WORK TO DO: In the entries that follow, how many lines contain the word "WMAPxPlanck"? Answer with the number only.

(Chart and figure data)
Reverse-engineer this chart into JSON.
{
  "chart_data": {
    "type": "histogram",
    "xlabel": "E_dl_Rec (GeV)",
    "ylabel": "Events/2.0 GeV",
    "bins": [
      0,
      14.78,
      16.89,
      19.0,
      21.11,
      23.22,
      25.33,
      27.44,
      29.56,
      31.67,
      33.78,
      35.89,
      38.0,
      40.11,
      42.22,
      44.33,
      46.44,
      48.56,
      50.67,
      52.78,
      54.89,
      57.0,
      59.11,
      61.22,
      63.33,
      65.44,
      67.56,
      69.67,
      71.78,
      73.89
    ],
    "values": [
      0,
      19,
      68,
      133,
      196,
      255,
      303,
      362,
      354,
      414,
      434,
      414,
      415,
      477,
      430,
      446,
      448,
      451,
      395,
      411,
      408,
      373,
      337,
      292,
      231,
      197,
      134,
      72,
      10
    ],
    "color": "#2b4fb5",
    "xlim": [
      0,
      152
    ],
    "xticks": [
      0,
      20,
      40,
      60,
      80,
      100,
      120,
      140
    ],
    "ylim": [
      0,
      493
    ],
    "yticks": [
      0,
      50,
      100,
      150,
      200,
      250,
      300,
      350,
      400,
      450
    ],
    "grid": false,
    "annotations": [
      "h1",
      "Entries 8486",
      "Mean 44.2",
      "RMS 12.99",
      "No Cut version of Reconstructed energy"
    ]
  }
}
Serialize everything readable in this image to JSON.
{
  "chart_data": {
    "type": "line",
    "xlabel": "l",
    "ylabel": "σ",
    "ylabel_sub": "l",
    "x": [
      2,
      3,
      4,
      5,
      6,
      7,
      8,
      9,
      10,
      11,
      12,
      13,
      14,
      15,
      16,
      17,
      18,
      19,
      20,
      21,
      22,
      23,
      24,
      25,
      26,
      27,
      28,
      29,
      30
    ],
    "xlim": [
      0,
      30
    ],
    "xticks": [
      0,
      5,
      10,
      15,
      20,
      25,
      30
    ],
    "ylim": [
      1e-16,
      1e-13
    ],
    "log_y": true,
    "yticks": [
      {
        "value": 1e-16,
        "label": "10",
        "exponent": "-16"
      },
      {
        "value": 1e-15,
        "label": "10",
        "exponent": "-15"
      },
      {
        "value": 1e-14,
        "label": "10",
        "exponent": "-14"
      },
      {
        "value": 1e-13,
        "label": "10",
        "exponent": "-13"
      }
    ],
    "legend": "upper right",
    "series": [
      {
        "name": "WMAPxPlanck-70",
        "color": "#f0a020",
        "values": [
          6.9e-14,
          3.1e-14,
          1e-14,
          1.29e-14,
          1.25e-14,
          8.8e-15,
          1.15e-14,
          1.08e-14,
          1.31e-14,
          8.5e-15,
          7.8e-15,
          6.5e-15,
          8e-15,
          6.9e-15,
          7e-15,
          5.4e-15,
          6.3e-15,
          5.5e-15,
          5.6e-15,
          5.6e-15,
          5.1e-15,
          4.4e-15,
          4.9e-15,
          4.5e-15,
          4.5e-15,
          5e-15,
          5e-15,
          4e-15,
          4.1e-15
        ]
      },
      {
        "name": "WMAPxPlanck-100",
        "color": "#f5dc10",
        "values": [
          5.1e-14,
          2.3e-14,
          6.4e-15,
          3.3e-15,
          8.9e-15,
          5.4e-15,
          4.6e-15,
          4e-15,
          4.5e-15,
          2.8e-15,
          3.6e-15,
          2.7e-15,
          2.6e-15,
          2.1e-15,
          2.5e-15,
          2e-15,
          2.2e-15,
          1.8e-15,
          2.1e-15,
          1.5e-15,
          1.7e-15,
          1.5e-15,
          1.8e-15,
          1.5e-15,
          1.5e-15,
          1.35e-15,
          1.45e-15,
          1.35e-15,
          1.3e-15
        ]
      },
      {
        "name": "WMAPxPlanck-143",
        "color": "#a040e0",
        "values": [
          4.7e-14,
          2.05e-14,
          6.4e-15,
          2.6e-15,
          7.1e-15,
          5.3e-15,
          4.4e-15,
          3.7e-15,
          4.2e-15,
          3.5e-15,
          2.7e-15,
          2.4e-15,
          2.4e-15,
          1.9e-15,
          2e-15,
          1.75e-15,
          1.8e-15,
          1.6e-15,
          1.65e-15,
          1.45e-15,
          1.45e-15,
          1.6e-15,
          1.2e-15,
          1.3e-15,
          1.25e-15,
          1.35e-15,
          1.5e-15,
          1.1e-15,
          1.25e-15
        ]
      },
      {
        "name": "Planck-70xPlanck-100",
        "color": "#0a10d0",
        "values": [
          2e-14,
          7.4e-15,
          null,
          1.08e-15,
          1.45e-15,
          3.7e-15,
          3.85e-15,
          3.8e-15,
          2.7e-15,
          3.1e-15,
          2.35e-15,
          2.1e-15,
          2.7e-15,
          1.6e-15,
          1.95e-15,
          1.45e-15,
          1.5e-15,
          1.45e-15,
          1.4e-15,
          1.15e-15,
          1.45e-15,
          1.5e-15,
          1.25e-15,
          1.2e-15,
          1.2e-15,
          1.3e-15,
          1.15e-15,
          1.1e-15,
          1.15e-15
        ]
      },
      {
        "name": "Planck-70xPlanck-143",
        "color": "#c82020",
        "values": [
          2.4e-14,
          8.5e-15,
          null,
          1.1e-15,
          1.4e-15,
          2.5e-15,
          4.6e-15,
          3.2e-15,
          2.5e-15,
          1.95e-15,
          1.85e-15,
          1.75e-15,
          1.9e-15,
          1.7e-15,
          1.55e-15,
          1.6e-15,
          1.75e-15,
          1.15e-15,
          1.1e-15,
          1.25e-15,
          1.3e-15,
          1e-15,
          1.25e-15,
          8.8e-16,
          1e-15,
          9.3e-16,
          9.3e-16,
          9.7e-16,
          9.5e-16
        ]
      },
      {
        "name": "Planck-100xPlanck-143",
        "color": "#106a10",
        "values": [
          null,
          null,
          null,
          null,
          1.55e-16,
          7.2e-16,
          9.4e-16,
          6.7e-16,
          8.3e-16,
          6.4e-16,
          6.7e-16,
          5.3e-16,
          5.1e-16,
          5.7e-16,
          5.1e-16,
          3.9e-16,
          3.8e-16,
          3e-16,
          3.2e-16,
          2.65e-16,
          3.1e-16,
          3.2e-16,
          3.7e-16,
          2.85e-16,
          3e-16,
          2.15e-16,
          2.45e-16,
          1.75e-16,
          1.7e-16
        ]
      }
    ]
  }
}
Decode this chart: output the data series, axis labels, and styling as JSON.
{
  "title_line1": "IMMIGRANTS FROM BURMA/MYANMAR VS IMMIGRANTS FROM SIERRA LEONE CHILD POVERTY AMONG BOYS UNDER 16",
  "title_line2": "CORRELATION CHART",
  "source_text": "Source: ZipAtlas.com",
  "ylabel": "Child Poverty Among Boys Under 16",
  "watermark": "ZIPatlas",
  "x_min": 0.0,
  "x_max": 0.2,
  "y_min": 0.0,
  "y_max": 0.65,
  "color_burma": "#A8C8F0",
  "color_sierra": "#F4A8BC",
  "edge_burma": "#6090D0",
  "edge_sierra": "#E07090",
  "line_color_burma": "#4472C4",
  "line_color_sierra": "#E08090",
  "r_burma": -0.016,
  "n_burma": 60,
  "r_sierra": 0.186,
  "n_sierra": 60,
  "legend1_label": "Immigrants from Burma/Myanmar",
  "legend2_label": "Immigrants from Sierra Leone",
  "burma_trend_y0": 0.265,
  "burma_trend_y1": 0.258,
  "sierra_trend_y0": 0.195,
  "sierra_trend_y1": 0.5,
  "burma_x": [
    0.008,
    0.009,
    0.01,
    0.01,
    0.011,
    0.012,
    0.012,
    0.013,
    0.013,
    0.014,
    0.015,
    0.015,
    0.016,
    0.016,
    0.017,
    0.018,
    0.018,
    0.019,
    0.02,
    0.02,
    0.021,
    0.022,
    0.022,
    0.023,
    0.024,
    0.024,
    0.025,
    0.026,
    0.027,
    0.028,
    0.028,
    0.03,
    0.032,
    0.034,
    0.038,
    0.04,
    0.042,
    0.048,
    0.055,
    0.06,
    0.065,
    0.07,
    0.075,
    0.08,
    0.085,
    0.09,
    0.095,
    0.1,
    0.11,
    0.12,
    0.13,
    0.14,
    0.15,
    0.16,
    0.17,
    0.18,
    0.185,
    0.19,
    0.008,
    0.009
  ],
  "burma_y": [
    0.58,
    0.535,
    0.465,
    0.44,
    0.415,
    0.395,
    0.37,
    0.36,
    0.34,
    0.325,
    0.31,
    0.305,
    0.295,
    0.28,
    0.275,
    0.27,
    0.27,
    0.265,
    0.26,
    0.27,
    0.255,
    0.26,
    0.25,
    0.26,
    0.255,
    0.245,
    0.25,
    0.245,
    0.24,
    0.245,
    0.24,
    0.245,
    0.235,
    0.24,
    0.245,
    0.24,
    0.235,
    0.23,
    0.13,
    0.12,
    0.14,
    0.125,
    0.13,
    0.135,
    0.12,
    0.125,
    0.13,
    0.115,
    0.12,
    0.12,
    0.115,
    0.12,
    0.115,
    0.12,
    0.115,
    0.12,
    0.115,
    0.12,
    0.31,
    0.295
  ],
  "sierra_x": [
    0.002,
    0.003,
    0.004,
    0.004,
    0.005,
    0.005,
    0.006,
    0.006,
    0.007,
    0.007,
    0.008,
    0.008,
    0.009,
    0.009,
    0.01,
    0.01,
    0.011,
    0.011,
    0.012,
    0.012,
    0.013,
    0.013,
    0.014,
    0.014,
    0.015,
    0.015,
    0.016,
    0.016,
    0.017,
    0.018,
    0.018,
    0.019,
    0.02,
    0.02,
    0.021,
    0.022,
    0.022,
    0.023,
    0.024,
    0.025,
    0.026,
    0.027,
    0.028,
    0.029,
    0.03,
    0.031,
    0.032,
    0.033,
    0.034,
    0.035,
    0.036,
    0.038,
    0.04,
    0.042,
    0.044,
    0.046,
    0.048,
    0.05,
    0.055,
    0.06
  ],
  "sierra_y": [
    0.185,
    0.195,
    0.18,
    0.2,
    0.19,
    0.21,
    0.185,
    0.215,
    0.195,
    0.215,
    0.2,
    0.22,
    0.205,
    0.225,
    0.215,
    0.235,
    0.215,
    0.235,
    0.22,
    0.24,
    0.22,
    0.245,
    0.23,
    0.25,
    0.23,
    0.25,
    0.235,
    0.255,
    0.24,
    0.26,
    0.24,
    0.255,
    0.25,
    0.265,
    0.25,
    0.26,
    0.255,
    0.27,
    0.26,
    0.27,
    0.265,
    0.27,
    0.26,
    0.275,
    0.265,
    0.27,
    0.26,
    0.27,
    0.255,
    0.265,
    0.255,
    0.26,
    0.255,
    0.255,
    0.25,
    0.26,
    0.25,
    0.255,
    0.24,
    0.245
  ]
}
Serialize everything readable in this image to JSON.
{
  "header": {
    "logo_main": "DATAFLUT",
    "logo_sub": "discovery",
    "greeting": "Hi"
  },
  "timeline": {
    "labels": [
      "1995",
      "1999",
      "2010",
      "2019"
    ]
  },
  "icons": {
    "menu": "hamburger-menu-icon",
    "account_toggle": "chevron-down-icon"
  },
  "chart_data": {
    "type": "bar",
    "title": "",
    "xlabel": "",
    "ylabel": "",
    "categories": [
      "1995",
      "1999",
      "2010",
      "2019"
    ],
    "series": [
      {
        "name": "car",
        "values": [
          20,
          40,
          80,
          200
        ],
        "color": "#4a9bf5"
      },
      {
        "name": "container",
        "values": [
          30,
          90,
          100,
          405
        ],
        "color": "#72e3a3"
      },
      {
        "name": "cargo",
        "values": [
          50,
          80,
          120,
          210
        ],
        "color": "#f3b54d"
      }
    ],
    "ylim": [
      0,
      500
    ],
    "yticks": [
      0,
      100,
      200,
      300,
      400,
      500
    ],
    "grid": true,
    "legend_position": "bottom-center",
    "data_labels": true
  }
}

OUTPUT BELOW: 3